-- Start of Data shown --

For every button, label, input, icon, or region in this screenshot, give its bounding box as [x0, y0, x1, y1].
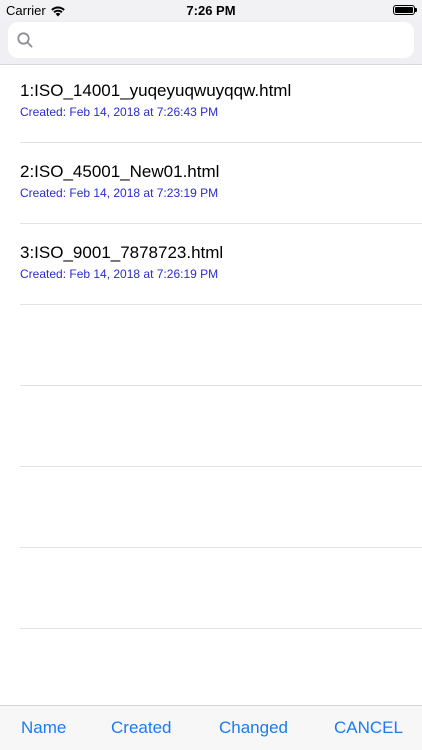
search-icon: [16, 31, 34, 49]
search-field[interactable]: [8, 22, 414, 58]
battery-icon: [393, 5, 417, 15]
file-created-date: Created: Feb 14, 2018 at 7:26:43 PM: [20, 105, 219, 119]
status-time: 7:26 PM: [186, 3, 236, 18]
file-name: 3:ISO_9001_7878723.html: [20, 243, 224, 262]
search-input[interactable]: [38, 24, 414, 56]
list-item[interactable]: 2:ISO_45001_New01.html Created: Feb 14, …: [0, 143, 422, 224]
sort-toolbar: Name Created Changed CANCEL: [0, 705, 422, 750]
cancel-button[interactable]: CANCEL: [334, 718, 403, 738]
screen: Carrier 7:26 PM 1:ISO_14001_yuqeyuqwuyqq…: [0, 0, 422, 750]
battery-nub: [415, 8, 417, 12]
status-bar: Carrier 7:26 PM: [0, 0, 422, 20]
file-created-date: Created: Feb 14, 2018 at 7:23:19 PM: [20, 186, 219, 200]
sort-created-button[interactable]: Created: [111, 718, 171, 738]
sort-name-button[interactable]: Name: [21, 718, 66, 738]
search-bar: [0, 20, 422, 65]
list-item[interactable]: 3:ISO_9001_7878723.html Created: Feb 14,…: [0, 224, 422, 305]
empty-row: [0, 305, 422, 386]
battery-level: [395, 7, 413, 13]
file-name: 2:ISO_45001_New01.html: [20, 162, 220, 181]
sort-changed-button[interactable]: Changed: [219, 718, 288, 738]
empty-row: [0, 629, 422, 710]
file-name: 1:ISO_14001_yuqeyuqwuyqqw.html: [20, 81, 292, 100]
empty-row: [0, 386, 422, 467]
empty-row: [0, 467, 422, 548]
list-item[interactable]: 1:ISO_14001_yuqeyuqwuyqqw.html Created: …: [0, 62, 422, 143]
empty-row: [0, 548, 422, 629]
file-created-date: Created: Feb 14, 2018 at 7:26:19 PM: [20, 267, 219, 281]
file-list: 1:ISO_14001_yuqeyuqwuyqqw.html Created: …: [0, 62, 422, 710]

-- End of Data shown --

Please pull out every line of the items above that contains the string "html", treating uppercase and lowercase as different.

### Final answer
file-name: 3:ISO_9001_7878723.html: [20, 243, 224, 262]
list-item[interactable]: 2:ISO_45001_New01.html Created: Feb 14, …: [0, 143, 422, 224]
list-item[interactable]: 3:ISO_9001_7878723.html Created: Feb 14,…: [0, 224, 422, 305]
file-name: 2:ISO_45001_New01.html: [20, 162, 220, 181]
file-name: 1:ISO_14001_yuqeyuqwuyqqw.html: [20, 81, 292, 100]
list-item[interactable]: 1:ISO_14001_yuqeyuqwuyqqw.html Created: …: [0, 62, 422, 143]
file-list: 1:ISO_14001_yuqeyuqwuyqqw.html Created: …: [0, 62, 422, 710]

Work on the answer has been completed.